DATASET EXCERPTS:
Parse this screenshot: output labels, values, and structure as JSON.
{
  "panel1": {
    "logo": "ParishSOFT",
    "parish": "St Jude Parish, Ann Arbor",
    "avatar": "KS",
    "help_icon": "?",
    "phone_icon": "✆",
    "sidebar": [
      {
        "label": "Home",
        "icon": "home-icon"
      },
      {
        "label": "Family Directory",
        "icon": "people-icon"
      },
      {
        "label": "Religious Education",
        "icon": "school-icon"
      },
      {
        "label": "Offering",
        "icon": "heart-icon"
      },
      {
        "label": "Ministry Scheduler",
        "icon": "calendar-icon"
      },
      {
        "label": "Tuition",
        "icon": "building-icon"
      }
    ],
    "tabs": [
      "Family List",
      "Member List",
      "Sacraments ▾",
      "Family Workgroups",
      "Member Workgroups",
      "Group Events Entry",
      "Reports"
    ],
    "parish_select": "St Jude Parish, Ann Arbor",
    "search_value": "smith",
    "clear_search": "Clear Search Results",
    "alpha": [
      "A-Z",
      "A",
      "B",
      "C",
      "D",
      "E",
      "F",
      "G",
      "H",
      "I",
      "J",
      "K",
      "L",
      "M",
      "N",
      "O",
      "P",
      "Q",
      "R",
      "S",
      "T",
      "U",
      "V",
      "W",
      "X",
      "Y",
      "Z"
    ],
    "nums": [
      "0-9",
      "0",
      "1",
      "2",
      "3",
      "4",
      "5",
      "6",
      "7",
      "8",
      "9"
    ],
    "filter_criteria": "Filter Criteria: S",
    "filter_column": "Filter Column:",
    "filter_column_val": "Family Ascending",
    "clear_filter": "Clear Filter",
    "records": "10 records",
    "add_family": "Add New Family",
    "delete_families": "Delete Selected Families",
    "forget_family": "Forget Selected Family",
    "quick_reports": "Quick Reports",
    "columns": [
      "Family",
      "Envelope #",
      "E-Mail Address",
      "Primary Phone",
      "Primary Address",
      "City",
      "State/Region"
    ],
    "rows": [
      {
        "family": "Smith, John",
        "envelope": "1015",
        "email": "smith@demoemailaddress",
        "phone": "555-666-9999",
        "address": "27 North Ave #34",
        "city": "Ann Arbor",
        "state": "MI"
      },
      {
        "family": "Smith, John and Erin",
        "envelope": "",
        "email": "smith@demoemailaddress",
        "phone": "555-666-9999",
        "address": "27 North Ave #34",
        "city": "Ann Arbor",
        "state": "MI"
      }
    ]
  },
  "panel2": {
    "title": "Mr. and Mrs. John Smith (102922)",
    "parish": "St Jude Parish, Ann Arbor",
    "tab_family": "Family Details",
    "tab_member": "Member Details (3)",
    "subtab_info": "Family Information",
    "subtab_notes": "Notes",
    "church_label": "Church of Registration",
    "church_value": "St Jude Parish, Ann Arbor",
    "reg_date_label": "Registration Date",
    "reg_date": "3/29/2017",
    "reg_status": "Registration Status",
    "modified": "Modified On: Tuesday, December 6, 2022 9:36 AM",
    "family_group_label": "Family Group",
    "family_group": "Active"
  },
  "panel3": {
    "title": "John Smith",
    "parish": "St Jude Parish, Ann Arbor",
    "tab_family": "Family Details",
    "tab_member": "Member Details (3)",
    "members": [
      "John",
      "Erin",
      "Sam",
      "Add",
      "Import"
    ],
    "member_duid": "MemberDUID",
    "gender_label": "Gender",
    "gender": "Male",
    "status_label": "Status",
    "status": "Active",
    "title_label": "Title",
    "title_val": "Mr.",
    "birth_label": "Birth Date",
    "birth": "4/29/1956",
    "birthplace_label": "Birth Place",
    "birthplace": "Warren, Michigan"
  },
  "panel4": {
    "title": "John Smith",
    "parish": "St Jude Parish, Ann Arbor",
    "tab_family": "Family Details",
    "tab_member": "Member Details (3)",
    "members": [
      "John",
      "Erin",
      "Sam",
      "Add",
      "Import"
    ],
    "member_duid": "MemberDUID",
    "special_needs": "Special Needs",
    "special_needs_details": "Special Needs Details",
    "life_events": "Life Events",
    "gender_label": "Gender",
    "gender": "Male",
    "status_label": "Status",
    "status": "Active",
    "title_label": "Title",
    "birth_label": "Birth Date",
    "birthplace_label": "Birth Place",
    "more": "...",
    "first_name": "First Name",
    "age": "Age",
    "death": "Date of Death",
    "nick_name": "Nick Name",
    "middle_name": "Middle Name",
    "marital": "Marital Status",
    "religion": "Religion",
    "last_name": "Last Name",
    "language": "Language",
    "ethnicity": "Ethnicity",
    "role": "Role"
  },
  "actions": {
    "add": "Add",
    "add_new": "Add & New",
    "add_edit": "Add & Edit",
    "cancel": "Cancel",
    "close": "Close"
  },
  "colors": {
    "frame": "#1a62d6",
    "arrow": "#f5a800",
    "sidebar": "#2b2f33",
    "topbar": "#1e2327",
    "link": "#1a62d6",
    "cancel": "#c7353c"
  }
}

...

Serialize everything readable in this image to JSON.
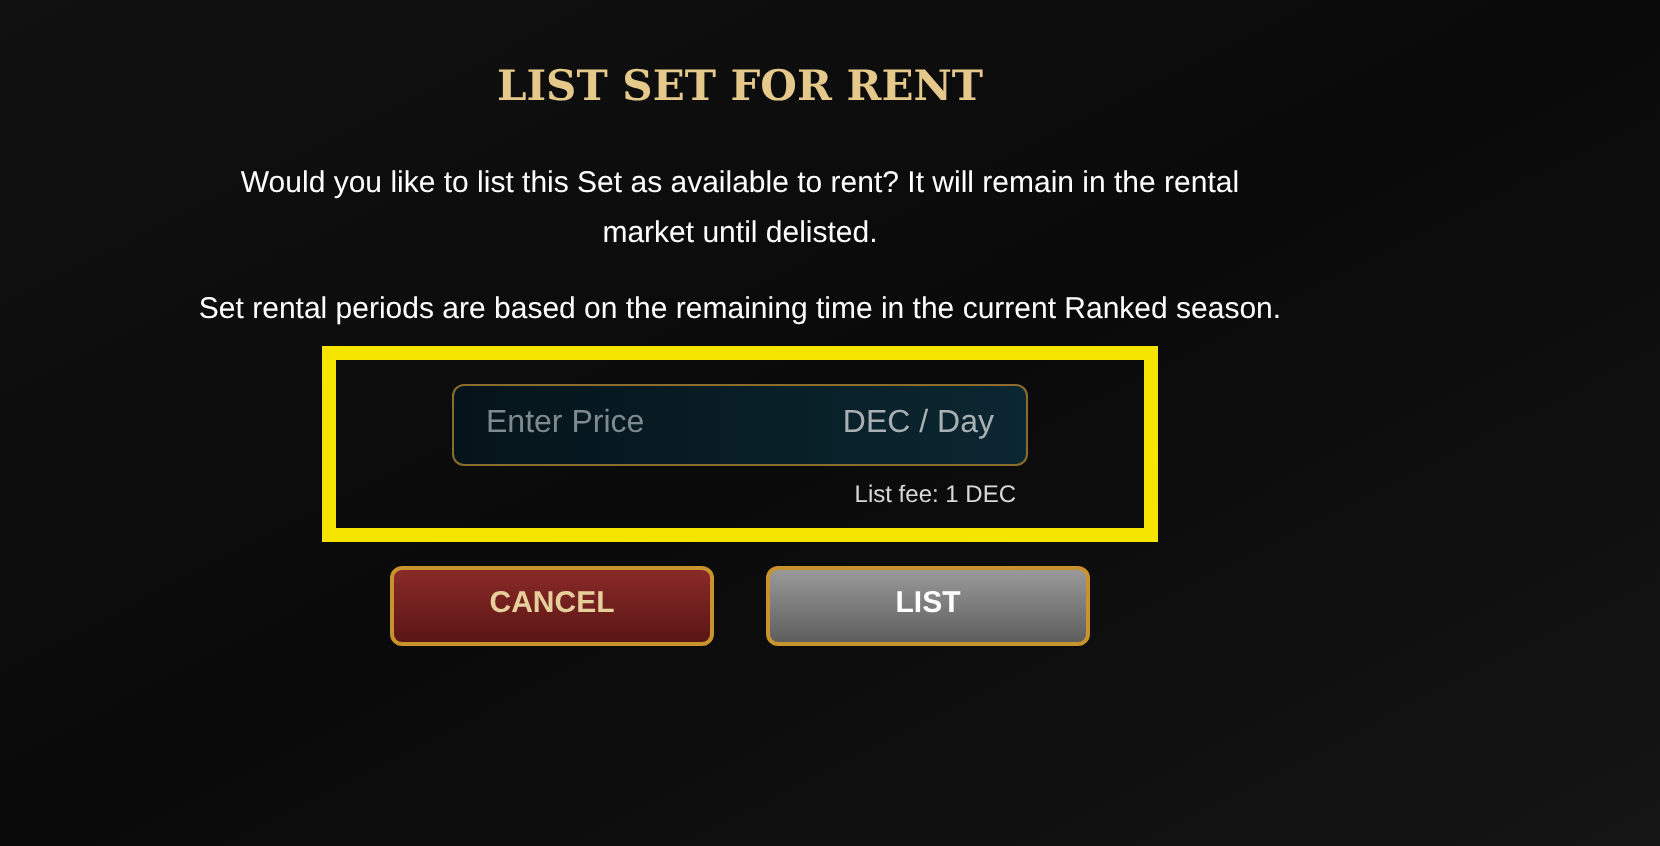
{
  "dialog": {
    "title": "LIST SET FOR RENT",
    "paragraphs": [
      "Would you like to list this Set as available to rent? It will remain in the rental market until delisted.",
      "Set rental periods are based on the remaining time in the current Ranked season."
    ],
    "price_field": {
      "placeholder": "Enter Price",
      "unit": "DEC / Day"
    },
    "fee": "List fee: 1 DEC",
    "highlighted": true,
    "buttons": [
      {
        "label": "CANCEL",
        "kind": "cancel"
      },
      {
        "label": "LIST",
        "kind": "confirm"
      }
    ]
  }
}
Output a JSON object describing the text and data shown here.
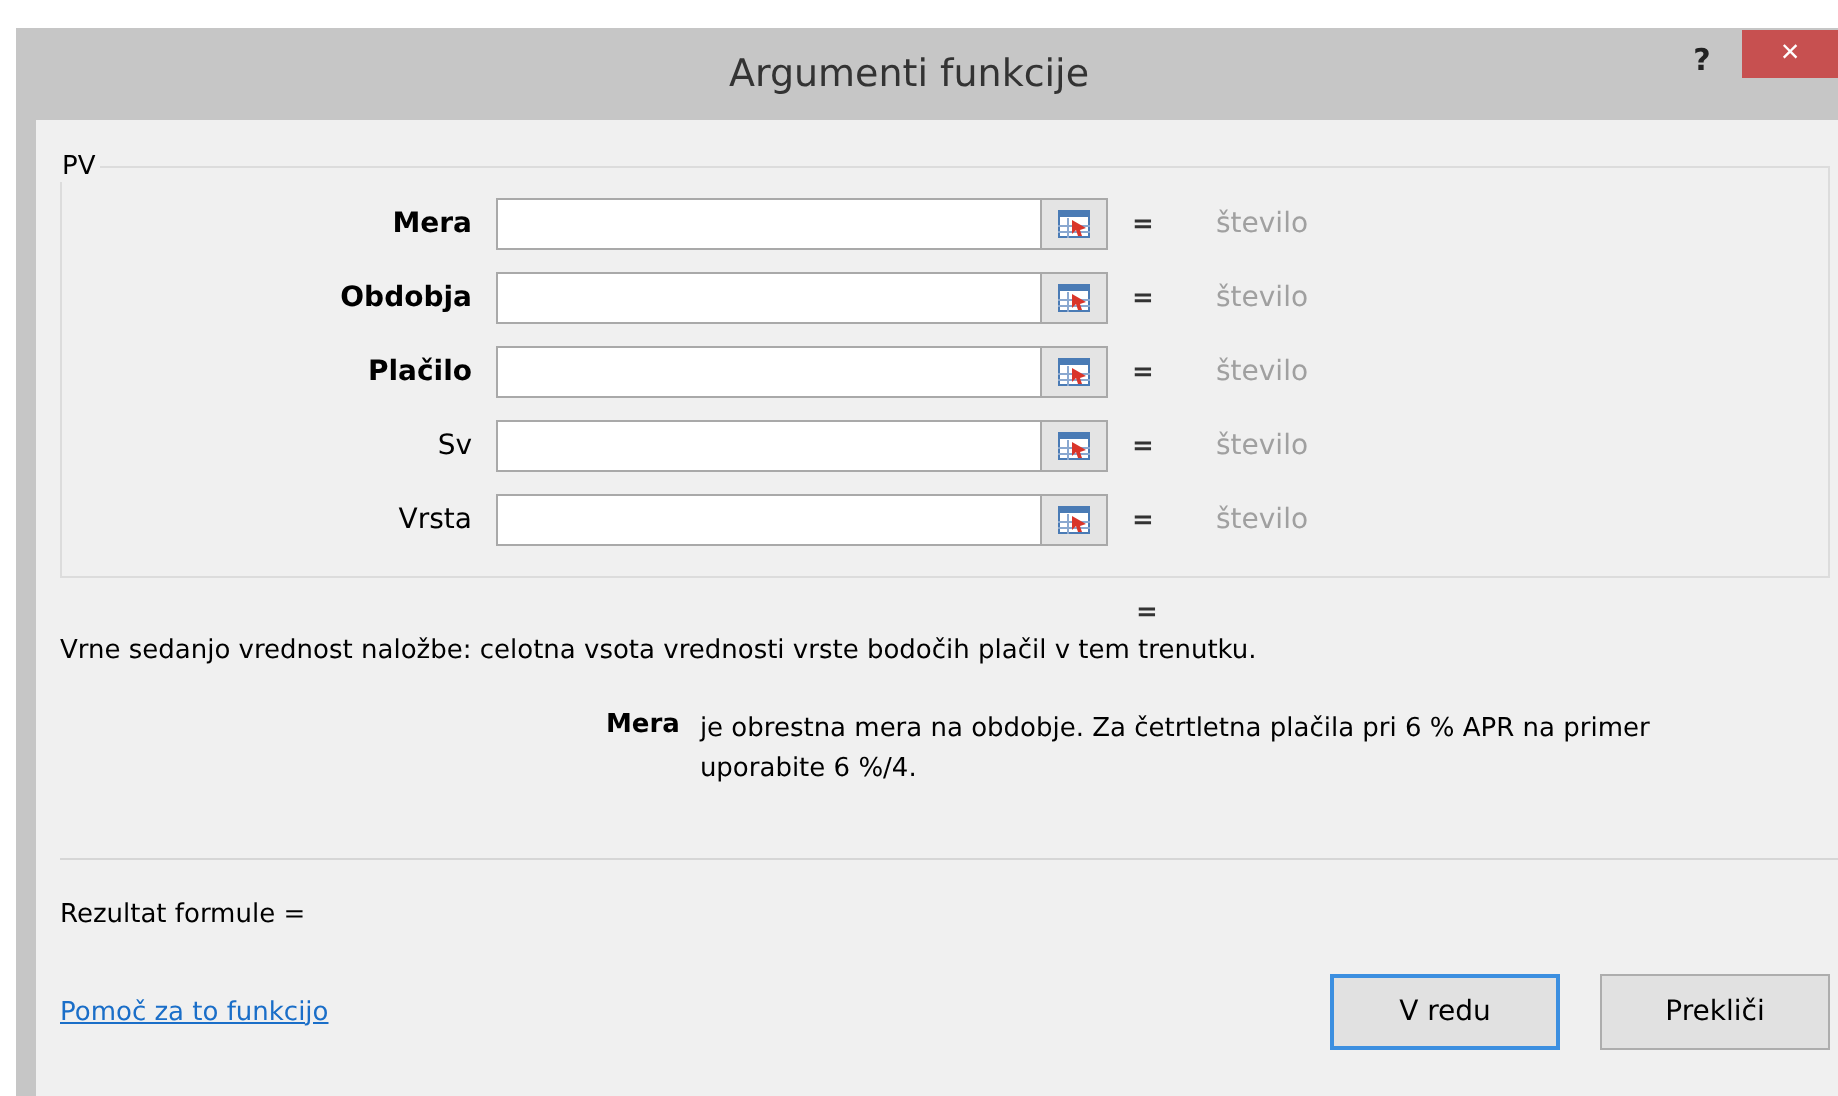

INSTRUCTION: Begin with the line where "Serialize everything readable" appears and end with the line where "Output a JSON" appears. Copy only that stretch, exactly, with no pictures.

EXERCISE RESULT:
Serialize everything readable in this image to JSON.
{
  "dialog": {
    "title": "LIST SET FOR RENT",
    "paragraphs": [
      "Would you like to list this Set as available to rent? It will remain in the rental market until delisted.",
      "Set rental periods are based on the remaining time in the current Ranked season."
    ],
    "price_field": {
      "placeholder": "Enter Price",
      "unit": "DEC / Day"
    },
    "fee": "List fee: 1 DEC",
    "highlighted": true,
    "buttons": [
      {
        "label": "CANCEL",
        "kind": "cancel"
      },
      {
        "label": "LIST",
        "kind": "confirm"
      }
    ]
  }
}
Output a JSON object describing the text and data shown here.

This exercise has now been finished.